**Work to do:** Write out every record in full, exactly as written, please.

━━━━━ Available records

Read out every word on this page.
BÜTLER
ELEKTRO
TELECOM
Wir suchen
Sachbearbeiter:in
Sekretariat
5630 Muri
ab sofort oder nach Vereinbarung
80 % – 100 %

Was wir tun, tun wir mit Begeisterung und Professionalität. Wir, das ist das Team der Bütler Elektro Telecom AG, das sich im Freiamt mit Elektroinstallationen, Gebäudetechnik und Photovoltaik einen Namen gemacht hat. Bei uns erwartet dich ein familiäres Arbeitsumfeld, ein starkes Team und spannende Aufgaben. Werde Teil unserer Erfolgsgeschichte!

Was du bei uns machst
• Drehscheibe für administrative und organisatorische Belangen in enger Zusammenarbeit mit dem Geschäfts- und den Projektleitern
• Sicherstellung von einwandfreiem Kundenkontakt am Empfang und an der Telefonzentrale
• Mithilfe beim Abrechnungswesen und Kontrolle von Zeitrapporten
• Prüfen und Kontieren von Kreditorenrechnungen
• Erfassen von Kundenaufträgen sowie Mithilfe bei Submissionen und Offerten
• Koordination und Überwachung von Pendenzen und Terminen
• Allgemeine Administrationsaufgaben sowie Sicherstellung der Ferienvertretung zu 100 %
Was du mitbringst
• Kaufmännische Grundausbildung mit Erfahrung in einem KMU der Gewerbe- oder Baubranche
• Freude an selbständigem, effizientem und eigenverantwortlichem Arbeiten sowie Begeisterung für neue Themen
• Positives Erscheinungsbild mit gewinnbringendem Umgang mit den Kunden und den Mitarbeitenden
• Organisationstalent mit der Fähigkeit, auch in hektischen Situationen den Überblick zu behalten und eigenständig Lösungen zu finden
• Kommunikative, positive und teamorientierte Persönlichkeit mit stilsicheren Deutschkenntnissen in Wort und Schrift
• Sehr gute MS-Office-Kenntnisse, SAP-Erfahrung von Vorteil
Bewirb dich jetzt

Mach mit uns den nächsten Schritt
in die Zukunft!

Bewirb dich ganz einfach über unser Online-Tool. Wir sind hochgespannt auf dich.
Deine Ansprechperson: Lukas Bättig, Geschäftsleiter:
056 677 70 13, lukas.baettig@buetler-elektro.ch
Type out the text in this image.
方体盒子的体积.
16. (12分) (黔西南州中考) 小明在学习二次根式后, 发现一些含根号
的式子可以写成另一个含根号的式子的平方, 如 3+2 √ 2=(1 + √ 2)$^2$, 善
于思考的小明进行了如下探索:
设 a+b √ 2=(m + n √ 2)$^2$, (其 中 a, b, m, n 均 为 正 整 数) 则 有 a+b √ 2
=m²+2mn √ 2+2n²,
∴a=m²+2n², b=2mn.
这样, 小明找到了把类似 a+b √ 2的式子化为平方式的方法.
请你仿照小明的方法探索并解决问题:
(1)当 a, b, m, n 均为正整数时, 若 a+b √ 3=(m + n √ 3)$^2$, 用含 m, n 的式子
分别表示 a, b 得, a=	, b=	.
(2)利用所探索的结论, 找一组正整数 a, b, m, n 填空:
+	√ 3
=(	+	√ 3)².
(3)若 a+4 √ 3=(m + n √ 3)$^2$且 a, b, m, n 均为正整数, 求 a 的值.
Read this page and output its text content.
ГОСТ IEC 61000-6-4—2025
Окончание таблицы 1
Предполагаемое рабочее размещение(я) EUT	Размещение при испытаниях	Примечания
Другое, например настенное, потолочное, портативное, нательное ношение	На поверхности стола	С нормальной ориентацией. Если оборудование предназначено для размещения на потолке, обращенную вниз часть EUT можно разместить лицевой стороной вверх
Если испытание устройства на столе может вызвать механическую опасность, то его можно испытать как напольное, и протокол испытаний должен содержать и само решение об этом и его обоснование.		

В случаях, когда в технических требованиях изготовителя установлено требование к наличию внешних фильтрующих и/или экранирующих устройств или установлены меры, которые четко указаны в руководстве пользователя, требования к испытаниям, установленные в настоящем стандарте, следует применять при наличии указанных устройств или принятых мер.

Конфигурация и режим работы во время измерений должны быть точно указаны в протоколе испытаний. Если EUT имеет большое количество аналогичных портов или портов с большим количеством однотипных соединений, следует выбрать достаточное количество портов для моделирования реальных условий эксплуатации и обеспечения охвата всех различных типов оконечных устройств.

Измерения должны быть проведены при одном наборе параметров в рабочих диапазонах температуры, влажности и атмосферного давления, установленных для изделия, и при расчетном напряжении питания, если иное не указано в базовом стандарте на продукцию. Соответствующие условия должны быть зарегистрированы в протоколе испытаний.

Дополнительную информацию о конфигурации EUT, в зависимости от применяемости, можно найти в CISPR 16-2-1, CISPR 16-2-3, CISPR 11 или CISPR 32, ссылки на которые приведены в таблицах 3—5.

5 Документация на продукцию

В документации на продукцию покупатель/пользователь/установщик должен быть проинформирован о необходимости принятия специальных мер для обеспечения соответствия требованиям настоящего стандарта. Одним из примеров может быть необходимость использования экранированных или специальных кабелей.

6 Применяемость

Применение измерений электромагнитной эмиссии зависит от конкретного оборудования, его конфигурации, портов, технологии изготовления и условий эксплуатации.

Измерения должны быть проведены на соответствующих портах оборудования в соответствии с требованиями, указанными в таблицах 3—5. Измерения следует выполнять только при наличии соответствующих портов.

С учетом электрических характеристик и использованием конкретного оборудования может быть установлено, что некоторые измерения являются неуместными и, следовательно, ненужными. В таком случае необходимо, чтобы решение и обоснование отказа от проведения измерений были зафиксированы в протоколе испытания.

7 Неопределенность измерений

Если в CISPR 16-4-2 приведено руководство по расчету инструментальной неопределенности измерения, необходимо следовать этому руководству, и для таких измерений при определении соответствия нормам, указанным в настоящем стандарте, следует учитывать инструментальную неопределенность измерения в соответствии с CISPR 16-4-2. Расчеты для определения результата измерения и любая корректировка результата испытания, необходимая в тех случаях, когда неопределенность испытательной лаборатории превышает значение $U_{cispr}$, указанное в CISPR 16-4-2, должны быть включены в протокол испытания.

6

━━━━━━━━━━

**The output:**
Read out every word on this page.
BÜTLER
ELEKTRO
TELECOM
Wir suchen
Sachbearbeiter:in
Sekretariat
5630 Muri
ab sofort oder nach Vereinbarung
80 % – 100 %

Was wir tun, tun wir mit Begeisterung und Professionalität. Wir, das ist das Team der Bütler Elektro Telecom AG, das sich im Freiamt mit Elektroinstallationen, Gebäudetechnik und Photovoltaik einen Namen gemacht hat. Bei uns erwartet dich ein familiäres Arbeitsumfeld, ein starkes Team und spannende Aufgaben. Werde Teil unserer Erfolgsgeschichte!

Was du bei uns machst
• Drehscheibe für administrative und organisatorische Belangen in enger Zusammenarbeit mit dem Geschäfts- und den Projektleitern
• Sicherstellung von einwandfreiem Kundenkontakt am Empfang und an der Telefonzentrale
• Mithilfe beim Abrechnungswesen und Kontrolle von Zeitrapporten
• Prüfen und Kontieren von Kreditorenrechnungen
• Erfassen von Kundenaufträgen sowie Mithilfe bei Submissionen und Offerten
• Koordination und Überwachung von Pendenzen und Terminen
• Allgemeine Administrationsaufgaben sowie Sicherstellung der Ferienvertretung zu 100 %
Was du mitbringst
• Kaufmännische Grundausbildung mit Erfahrung in einem KMU der Gewerbe- oder Baubranche
• Freude an selbständigem, effizientem und eigenverantwortlichem Arbeiten sowie Begeisterung für neue Themen
• Positives Erscheinungsbild mit gewinnbringendem Umgang mit den Kunden und den Mitarbeitenden
• Organisationstalent mit der Fähigkeit, auch in hektischen Situationen den Überblick zu behalten und eigenständig Lösungen zu finden
• Kommunikative, positive und teamorientierte Persönlichkeit mit stilsicheren Deutschkenntnissen in Wort und Schrift
• Sehr gute MS-Office-Kenntnisse, SAP-Erfahrung von Vorteil
Bewirb dich jetzt

Mach mit uns den nächsten Schritt
in die Zukunft!

Bewirb dich ganz einfach über unser Online-Tool. Wir sind hochgespannt auf dich.
Deine Ansprechperson: Lukas Bättig, Geschäftsleiter:
056 677 70 13, lukas.baettig@buetler-elektro.ch
Type out the text in this image.
方体盒子的体积.
16. (12分) (黔西南州中考) 小明在学习二次根式后, 发现一些含根号
的式子可以写成另一个含根号的式子的平方, 如 3+2 √ 2=(1 + √ 2)$^2$, 善
于思考的小明进行了如下探索:
设 a+b √ 2=(m + n √ 2)$^2$, (其 中 a, b, m, n 均 为 正 整 数) 则 有 a+b √ 2
=m²+2mn √ 2+2n²,
∴a=m²+2n², b=2mn.
这样, 小明找到了把类似 a+b √ 2的式子化为平方式的方法.
请你仿照小明的方法探索并解决问题:
(1)当 a, b, m, n 均为正整数时, 若 a+b √ 3=(m + n √ 3)$^2$, 用含 m, n 的式子
分别表示 a, b 得, a=	, b=	.
(2)利用所探索的结论, 找一组正整数 a, b, m, n 填空:
+	√ 3
=(	+	√ 3)².
(3)若 a+4 √ 3=(m + n √ 3)$^2$且 a, b, m, n 均为正整数, 求 a 的值.
Read this page and output its text content.
ГОСТ IEC 61000-6-4—2025
Окончание таблицы 1
Предполагаемое рабочее размещение(я) EUT	Размещение при испытаниях	Примечания
Другое, например настенное, потолочное, портативное, нательное ношение	На поверхности стола	С нормальной ориентацией. Если оборудование предназначено для размещения на потолке, обращенную вниз часть EUT можно разместить лицевой стороной вверх
Если испытание устройства на столе может вызвать механическую опасность, то его можно испытать как напольное, и протокол испытаний должен содержать и само решение об этом и его обоснование.		

В случаях, когда в технических требованиях изготовителя установлено требование к наличию внешних фильтрующих и/или экранирующих устройств или установлены меры, которые четко указаны в руководстве пользователя, требования к испытаниям, установленные в настоящем стандарте, следует применять при наличии указанных устройств или принятых мер.

Конфигурация и режим работы во время измерений должны быть точно указаны в протоколе испытаний. Если EUT имеет большое количество аналогичных портов или портов с большим количеством однотипных соединений, следует выбрать достаточное количество портов для моделирования реальных условий эксплуатации и обеспечения охвата всех различных типов оконечных устройств.

Измерения должны быть проведены при одном наборе параметров в рабочих диапазонах температуры, влажности и атмосферного давления, установленных для изделия, и при расчетном напряжении питания, если иное не указано в базовом стандарте на продукцию. Соответствующие условия должны быть зарегистрированы в протоколе испытаний.

Дополнительную информацию о конфигурации EUT, в зависимости от применяемости, можно найти в CISPR 16-2-1, CISPR 16-2-3, CISPR 11 или CISPR 32, ссылки на которые приведены в таблицах 3—5.

5 Документация на продукцию

В документации на продукцию покупатель/пользователь/установщик должен быть проинформирован о необходимости принятия специальных мер для обеспечения соответствия требованиям настоящего стандарта. Одним из примеров может быть необходимость использования экранированных или специальных кабелей.

6 Применяемость

Применение измерений электромагнитной эмиссии зависит от конкретного оборудования, его конфигурации, портов, технологии изготовления и условий эксплуатации.

Измерения должны быть проведены на соответствующих портах оборудования в соответствии с требованиями, указанными в таблицах 3—5. Измерения следует выполнять только при наличии соответствующих портов.

С учетом электрических характеристик и использованием конкретного оборудования может быть установлено, что некоторые измерения являются неуместными и, следовательно, ненужными. В таком случае необходимо, чтобы решение и обоснование отказа от проведения измерений были зафиксированы в протоколе испытания.

7 Неопределенность измерений

Если в CISPR 16-4-2 приведено руководство по расчету инструментальной неопределенности измерения, необходимо следовать этому руководству, и для таких измерений при определении соответствия нормам, указанным в настоящем стандарте, следует учитывать инструментальную неопределенность измерения в соответствии с CISPR 16-4-2. Расчеты для определения результата измерения и любая корректировка результата испытания, необходимая в тех случаях, когда неопределенность испытательной лаборатории превышает значение $U_{cispr}$, указанное в CISPR 16-4-2, должны быть включены в протокол испытания.

6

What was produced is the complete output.